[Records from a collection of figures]
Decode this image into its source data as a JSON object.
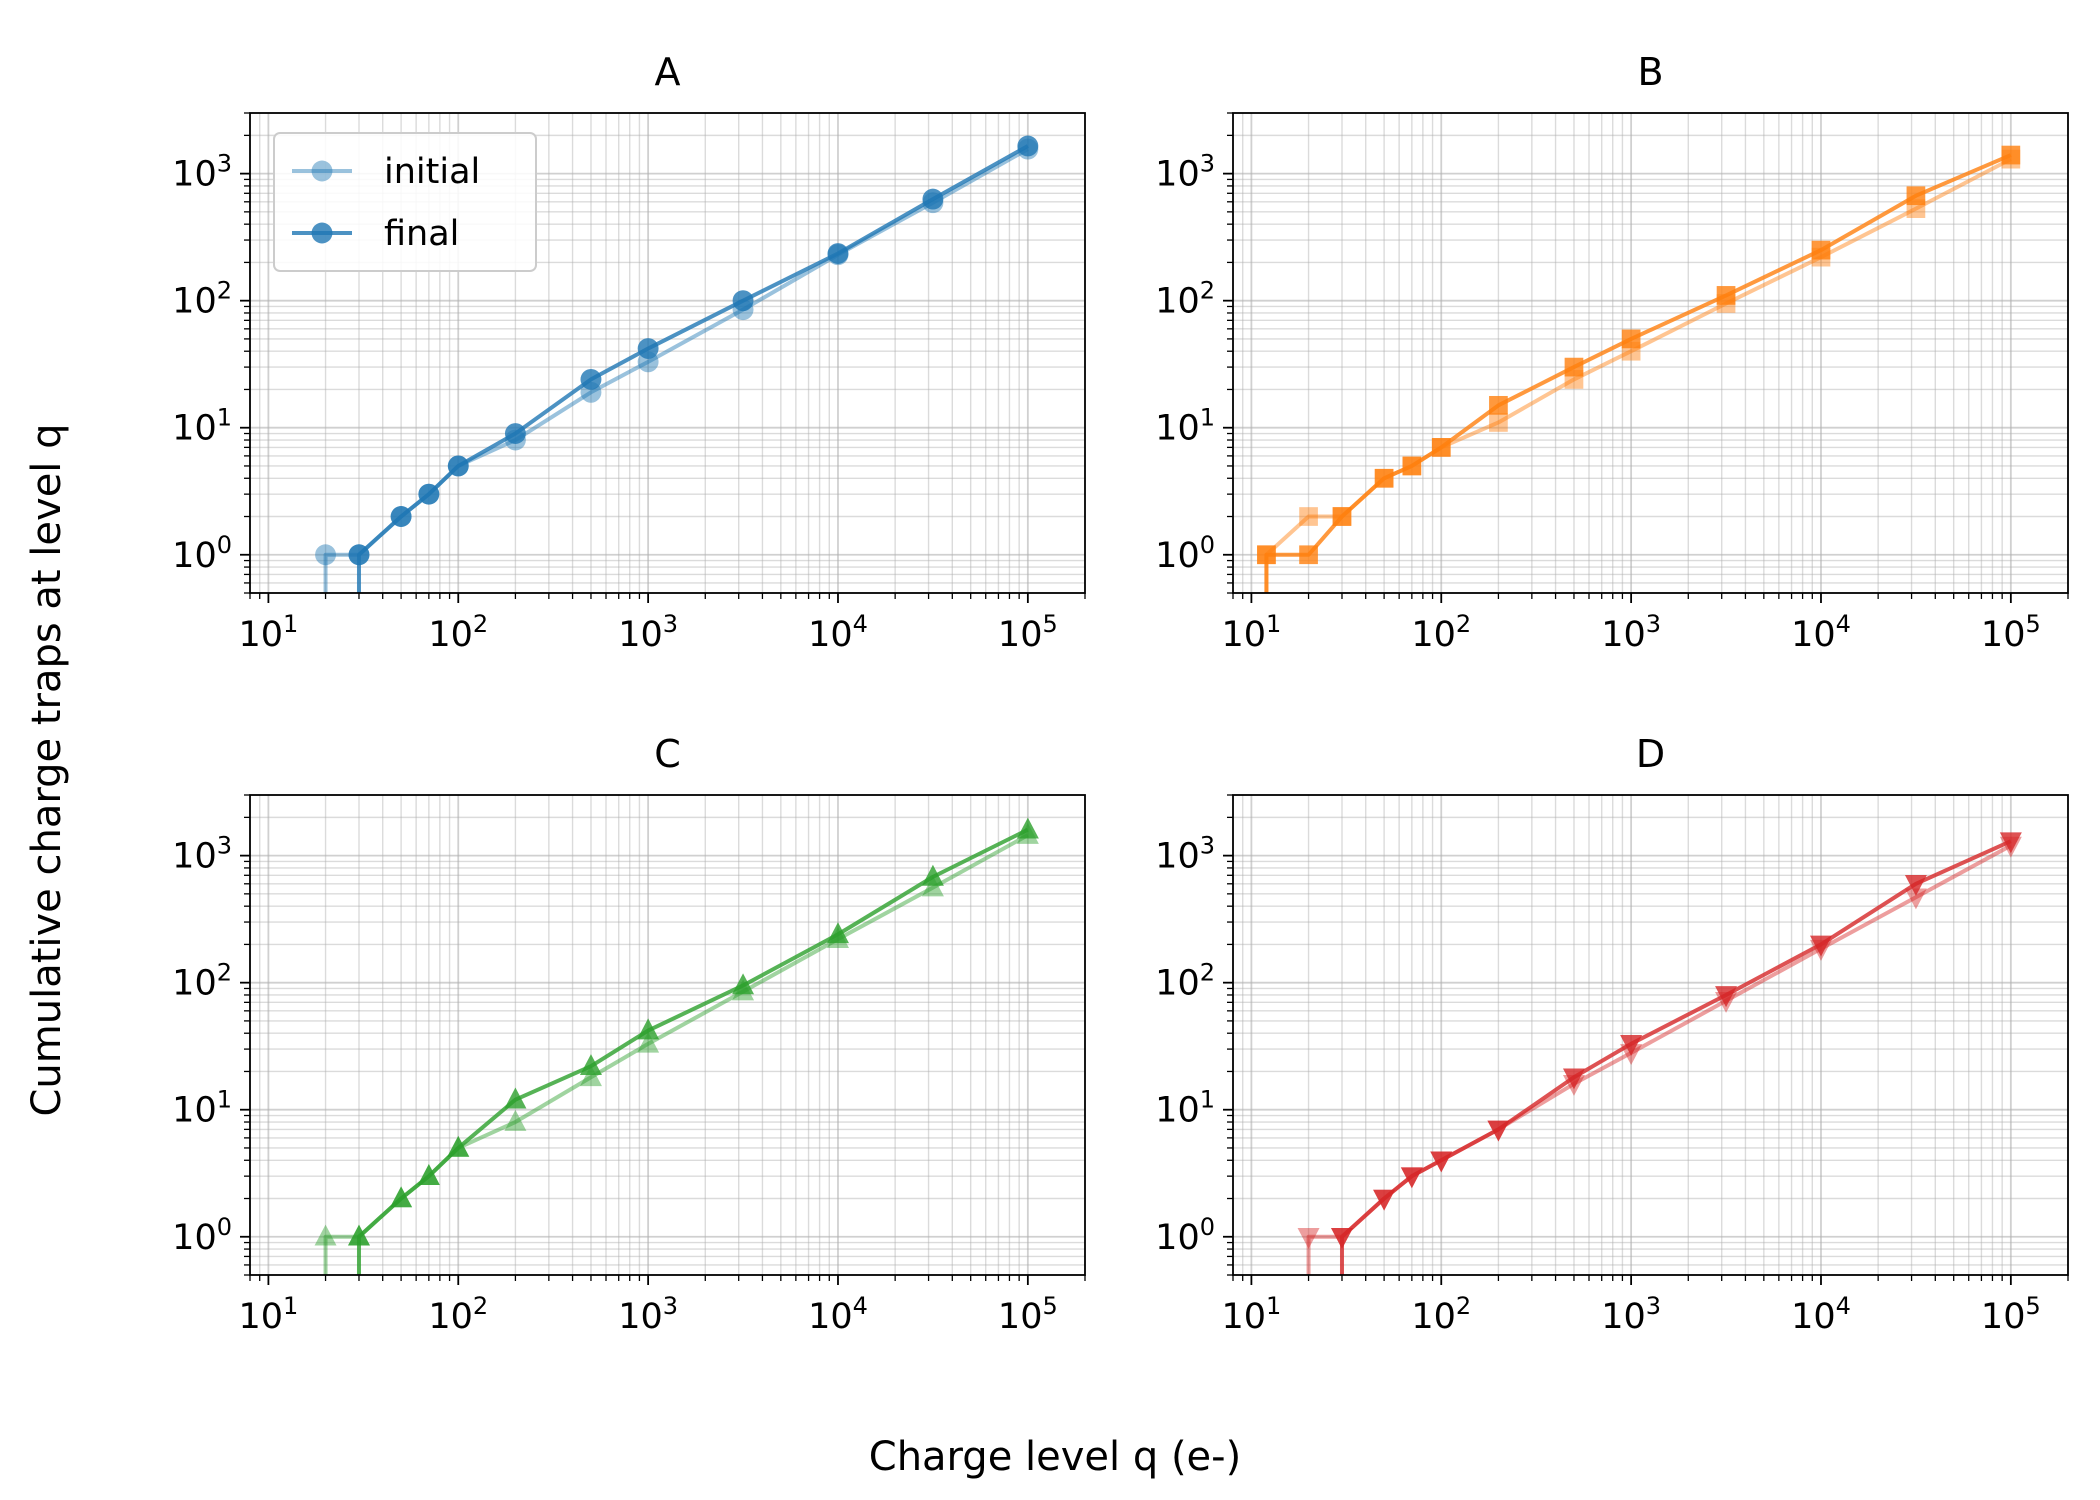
{
  "figure": {
    "ylabel": "Cumulative charge traps at level q",
    "xlabel": "Charge level q (e-)"
  },
  "legend": {
    "initial": "initial",
    "final": "final"
  },
  "chart_data": [
    {
      "type": "line",
      "title": "A",
      "xscale": "log",
      "yscale": "log",
      "xlim": [
        8,
        200000
      ],
      "ylim": [
        0.5,
        3000
      ],
      "grid": true,
      "color": "#1f77b4",
      "marker": "circle",
      "legend": "top-left",
      "x_tick_labels": [
        "10^1",
        "10^2",
        "10^3",
        "10^4",
        "10^5"
      ],
      "y_tick_labels": [
        "10^0",
        "10^1",
        "10^2",
        "10^3"
      ],
      "series": [
        {
          "name": "initial",
          "x": [
            20,
            30,
            50,
            70,
            100,
            200,
            500,
            1000,
            3162,
            10000,
            31623,
            100000
          ],
          "y": [
            1,
            1,
            2,
            3,
            5,
            8,
            19,
            33,
            85,
            230,
            590,
            1560
          ]
        },
        {
          "name": "final",
          "x": [
            30,
            50,
            70,
            100,
            200,
            500,
            1000,
            3162,
            10000,
            31623,
            100000
          ],
          "y": [
            1,
            2,
            3,
            5,
            9,
            24,
            42,
            100,
            235,
            630,
            1650
          ]
        }
      ]
    },
    {
      "type": "line",
      "title": "B",
      "xscale": "log",
      "yscale": "log",
      "xlim": [
        8,
        200000
      ],
      "ylim": [
        0.5,
        3000
      ],
      "grid": true,
      "color": "#ff7f0e",
      "marker": "square",
      "x_tick_labels": [
        "10^1",
        "10^2",
        "10^3",
        "10^4",
        "10^5"
      ],
      "y_tick_labels": [
        "10^0",
        "10^1",
        "10^2",
        "10^3"
      ],
      "series": [
        {
          "name": "initial",
          "x": [
            12,
            20,
            30,
            50,
            70,
            100,
            200,
            500,
            1000,
            3162,
            10000,
            31623,
            100000
          ],
          "y": [
            1,
            2,
            2,
            4,
            5,
            7,
            11,
            24,
            40,
            95,
            220,
            530,
            1300
          ]
        },
        {
          "name": "final",
          "x": [
            12,
            20,
            30,
            50,
            70,
            100,
            200,
            500,
            1000,
            3162,
            10000,
            31623,
            100000
          ],
          "y": [
            1,
            1,
            2,
            4,
            5,
            7,
            15,
            30,
            50,
            110,
            250,
            670,
            1400
          ]
        }
      ]
    },
    {
      "type": "line",
      "title": "C",
      "xscale": "log",
      "yscale": "log",
      "xlim": [
        8,
        200000
      ],
      "ylim": [
        0.5,
        3000
      ],
      "grid": true,
      "color": "#2ca02c",
      "marker": "triangle-up",
      "x_tick_labels": [
        "10^1",
        "10^2",
        "10^3",
        "10^4",
        "10^5"
      ],
      "y_tick_labels": [
        "10^0",
        "10^1",
        "10^2",
        "10^3"
      ],
      "series": [
        {
          "name": "initial",
          "x": [
            20,
            30,
            50,
            70,
            100,
            200,
            500,
            1000,
            3162,
            10000,
            31623,
            100000
          ],
          "y": [
            1,
            1,
            2,
            3,
            5,
            8,
            18,
            33,
            85,
            220,
            560,
            1450
          ]
        },
        {
          "name": "final",
          "x": [
            30,
            50,
            70,
            100,
            200,
            500,
            1000,
            3162,
            10000,
            31623,
            100000
          ],
          "y": [
            1,
            2,
            3,
            5,
            12,
            22,
            42,
            95,
            240,
            680,
            1600
          ]
        }
      ]
    },
    {
      "type": "line",
      "title": "D",
      "xscale": "log",
      "yscale": "log",
      "xlim": [
        8,
        200000
      ],
      "ylim": [
        0.5,
        3000
      ],
      "grid": true,
      "color": "#d62728",
      "marker": "triangle-down",
      "x_tick_labels": [
        "10^1",
        "10^2",
        "10^3",
        "10^4",
        "10^5"
      ],
      "y_tick_labels": [
        "10^0",
        "10^1",
        "10^2",
        "10^3"
      ],
      "series": [
        {
          "name": "initial",
          "x": [
            20,
            30,
            50,
            70,
            100,
            200,
            500,
            1000,
            3162,
            10000,
            31623,
            100000
          ],
          "y": [
            1,
            1,
            2,
            3,
            4,
            7,
            16,
            28,
            72,
            185,
            470,
            1200
          ]
        },
        {
          "name": "final",
          "x": [
            30,
            50,
            70,
            100,
            200,
            500,
            1000,
            3162,
            10000,
            31623,
            100000
          ],
          "y": [
            1,
            2,
            3,
            4,
            7,
            18,
            33,
            80,
            200,
            600,
            1300
          ]
        }
      ]
    }
  ]
}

=== Exercise instructions ===
All of the entries above should be duplicated exactly, except for the pictures.

=== Final answer ===
Decode this image into its source data as a JSON object.
{
  "figure": {
    "ylabel": "Cumulative charge traps at level q",
    "xlabel": "Charge level q (e-)"
  },
  "legend": {
    "initial": "initial",
    "final": "final"
  },
  "chart_data": [
    {
      "type": "line",
      "title": "A",
      "xscale": "log",
      "yscale": "log",
      "xlim": [
        8,
        200000
      ],
      "ylim": [
        0.5,
        3000
      ],
      "grid": true,
      "color": "#1f77b4",
      "marker": "circle",
      "legend": "top-left",
      "x_tick_labels": [
        "10^1",
        "10^2",
        "10^3",
        "10^4",
        "10^5"
      ],
      "y_tick_labels": [
        "10^0",
        "10^1",
        "10^2",
        "10^3"
      ],
      "series": [
        {
          "name": "initial",
          "x": [
            20,
            30,
            50,
            70,
            100,
            200,
            500,
            1000,
            3162,
            10000,
            31623,
            100000
          ],
          "y": [
            1,
            1,
            2,
            3,
            5,
            8,
            19,
            33,
            85,
            230,
            590,
            1560
          ]
        },
        {
          "name": "final",
          "x": [
            30,
            50,
            70,
            100,
            200,
            500,
            1000,
            3162,
            10000,
            31623,
            100000
          ],
          "y": [
            1,
            2,
            3,
            5,
            9,
            24,
            42,
            100,
            235,
            630,
            1650
          ]
        }
      ]
    },
    {
      "type": "line",
      "title": "B",
      "xscale": "log",
      "yscale": "log",
      "xlim": [
        8,
        200000
      ],
      "ylim": [
        0.5,
        3000
      ],
      "grid": true,
      "color": "#ff7f0e",
      "marker": "square",
      "x_tick_labels": [
        "10^1",
        "10^2",
        "10^3",
        "10^4",
        "10^5"
      ],
      "y_tick_labels": [
        "10^0",
        "10^1",
        "10^2",
        "10^3"
      ],
      "series": [
        {
          "name": "initial",
          "x": [
            12,
            20,
            30,
            50,
            70,
            100,
            200,
            500,
            1000,
            3162,
            10000,
            31623,
            100000
          ],
          "y": [
            1,
            2,
            2,
            4,
            5,
            7,
            11,
            24,
            40,
            95,
            220,
            530,
            1300
          ]
        },
        {
          "name": "final",
          "x": [
            12,
            20,
            30,
            50,
            70,
            100,
            200,
            500,
            1000,
            3162,
            10000,
            31623,
            100000
          ],
          "y": [
            1,
            1,
            2,
            4,
            5,
            7,
            15,
            30,
            50,
            110,
            250,
            670,
            1400
          ]
        }
      ]
    },
    {
      "type": "line",
      "title": "C",
      "xscale": "log",
      "yscale": "log",
      "xlim": [
        8,
        200000
      ],
      "ylim": [
        0.5,
        3000
      ],
      "grid": true,
      "color": "#2ca02c",
      "marker": "triangle-up",
      "x_tick_labels": [
        "10^1",
        "10^2",
        "10^3",
        "10^4",
        "10^5"
      ],
      "y_tick_labels": [
        "10^0",
        "10^1",
        "10^2",
        "10^3"
      ],
      "series": [
        {
          "name": "initial",
          "x": [
            20,
            30,
            50,
            70,
            100,
            200,
            500,
            1000,
            3162,
            10000,
            31623,
            100000
          ],
          "y": [
            1,
            1,
            2,
            3,
            5,
            8,
            18,
            33,
            85,
            220,
            560,
            1450
          ]
        },
        {
          "name": "final",
          "x": [
            30,
            50,
            70,
            100,
            200,
            500,
            1000,
            3162,
            10000,
            31623,
            100000
          ],
          "y": [
            1,
            2,
            3,
            5,
            12,
            22,
            42,
            95,
            240,
            680,
            1600
          ]
        }
      ]
    },
    {
      "type": "line",
      "title": "D",
      "xscale": "log",
      "yscale": "log",
      "xlim": [
        8,
        200000
      ],
      "ylim": [
        0.5,
        3000
      ],
      "grid": true,
      "color": "#d62728",
      "marker": "triangle-down",
      "x_tick_labels": [
        "10^1",
        "10^2",
        "10^3",
        "10^4",
        "10^5"
      ],
      "y_tick_labels": [
        "10^0",
        "10^1",
        "10^2",
        "10^3"
      ],
      "series": [
        {
          "name": "initial",
          "x": [
            20,
            30,
            50,
            70,
            100,
            200,
            500,
            1000,
            3162,
            10000,
            31623,
            100000
          ],
          "y": [
            1,
            1,
            2,
            3,
            4,
            7,
            16,
            28,
            72,
            185,
            470,
            1200
          ]
        },
        {
          "name": "final",
          "x": [
            30,
            50,
            70,
            100,
            200,
            500,
            1000,
            3162,
            10000,
            31623,
            100000
          ],
          "y": [
            1,
            2,
            3,
            4,
            7,
            18,
            33,
            80,
            200,
            600,
            1300
          ]
        }
      ]
    }
  ]
}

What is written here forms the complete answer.